- [Information given]

..........

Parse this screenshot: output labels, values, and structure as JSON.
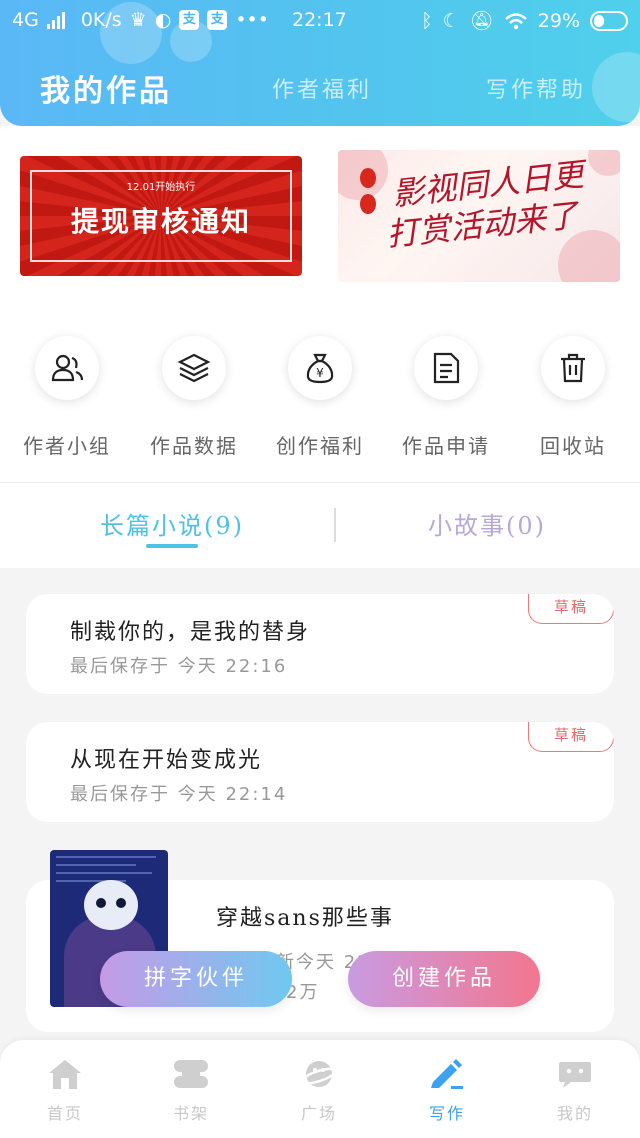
{
  "status_bar": {
    "network": "4G",
    "speed": "0K/s",
    "time": "22:17",
    "battery": "29%",
    "badge_char": "支"
  },
  "top_tabs": [
    {
      "label": "我的作品",
      "active": true
    },
    {
      "label": "作者福利",
      "active": false
    },
    {
      "label": "写作帮助",
      "active": false
    }
  ],
  "banners": {
    "left": {
      "small": "12.01开始执行",
      "title": "提现审核通知"
    },
    "right": {
      "title_line1": "影视同人日更",
      "title_line2": "打赏活动来了"
    }
  },
  "quick_actions": [
    {
      "label": "作者小组",
      "icon": "people-icon"
    },
    {
      "label": "作品数据",
      "icon": "layers-icon"
    },
    {
      "label": "创作福利",
      "icon": "money-bag-icon"
    },
    {
      "label": "作品申请",
      "icon": "document-icon"
    },
    {
      "label": "回收站",
      "icon": "trash-icon"
    }
  ],
  "sub_tabs": [
    {
      "label": "长篇小说(9)",
      "active": true
    },
    {
      "label": "小故事(0)",
      "active": false
    }
  ],
  "works": [
    {
      "title": "制裁你的，是我的替身",
      "meta": "最后保存于  今天  22:16",
      "badge": "草稿"
    },
    {
      "title": "从现在开始变成光",
      "meta": "最后保存于  今天  22:14",
      "badge": "草稿"
    },
    {
      "title": "穿越sans那些事",
      "meta": "最后更新今天  22:12",
      "stat": "2万"
    }
  ],
  "floating_buttons": {
    "left": "拼字伙伴",
    "right": "创建作品"
  },
  "bottom_nav": [
    {
      "label": "首页",
      "icon": "home-icon",
      "active": false
    },
    {
      "label": "书架",
      "icon": "bookshelf-icon",
      "active": false
    },
    {
      "label": "广场",
      "icon": "planet-icon",
      "active": false
    },
    {
      "label": "写作",
      "icon": "pen-icon",
      "active": true
    },
    {
      "label": "我的",
      "icon": "chat-face-icon",
      "active": false
    }
  ],
  "colors": {
    "header_gradient_start": "#5ab8f6",
    "header_gradient_end": "#4fd0ec",
    "active_tab": "#4fc1e6",
    "inactive_tab": "#b8a8d8",
    "draft_badge": "#e06a6e",
    "nav_active": "#3aa2ee"
  }
}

..........

- [Stated goal]
Transcribe the material as is, with images omitted.

- [Expected answer]
Parse this screenshot: output labels, values, and structure as JSON.
{
  "status_bar": {
    "network": "4G",
    "speed": "0K/s",
    "time": "22:17",
    "battery": "29%",
    "badge_char": "支"
  },
  "top_tabs": [
    {
      "label": "我的作品",
      "active": true
    },
    {
      "label": "作者福利",
      "active": false
    },
    {
      "label": "写作帮助",
      "active": false
    }
  ],
  "banners": {
    "left": {
      "small": "12.01开始执行",
      "title": "提现审核通知"
    },
    "right": {
      "title_line1": "影视同人日更",
      "title_line2": "打赏活动来了"
    }
  },
  "quick_actions": [
    {
      "label": "作者小组",
      "icon": "people-icon"
    },
    {
      "label": "作品数据",
      "icon": "layers-icon"
    },
    {
      "label": "创作福利",
      "icon": "money-bag-icon"
    },
    {
      "label": "作品申请",
      "icon": "document-icon"
    },
    {
      "label": "回收站",
      "icon": "trash-icon"
    }
  ],
  "sub_tabs": [
    {
      "label": "长篇小说(9)",
      "active": true
    },
    {
      "label": "小故事(0)",
      "active": false
    }
  ],
  "works": [
    {
      "title": "制裁你的，是我的替身",
      "meta": "最后保存于  今天  22:16",
      "badge": "草稿"
    },
    {
      "title": "从现在开始变成光",
      "meta": "最后保存于  今天  22:14",
      "badge": "草稿"
    },
    {
      "title": "穿越sans那些事",
      "meta": "最后更新今天  22:12",
      "stat": "2万"
    }
  ],
  "floating_buttons": {
    "left": "拼字伙伴",
    "right": "创建作品"
  },
  "bottom_nav": [
    {
      "label": "首页",
      "icon": "home-icon",
      "active": false
    },
    {
      "label": "书架",
      "icon": "bookshelf-icon",
      "active": false
    },
    {
      "label": "广场",
      "icon": "planet-icon",
      "active": false
    },
    {
      "label": "写作",
      "icon": "pen-icon",
      "active": true
    },
    {
      "label": "我的",
      "icon": "chat-face-icon",
      "active": false
    }
  ],
  "colors": {
    "header_gradient_start": "#5ab8f6",
    "header_gradient_end": "#4fd0ec",
    "active_tab": "#4fc1e6",
    "inactive_tab": "#b8a8d8",
    "draft_badge": "#e06a6e",
    "nav_active": "#3aa2ee"
  }
}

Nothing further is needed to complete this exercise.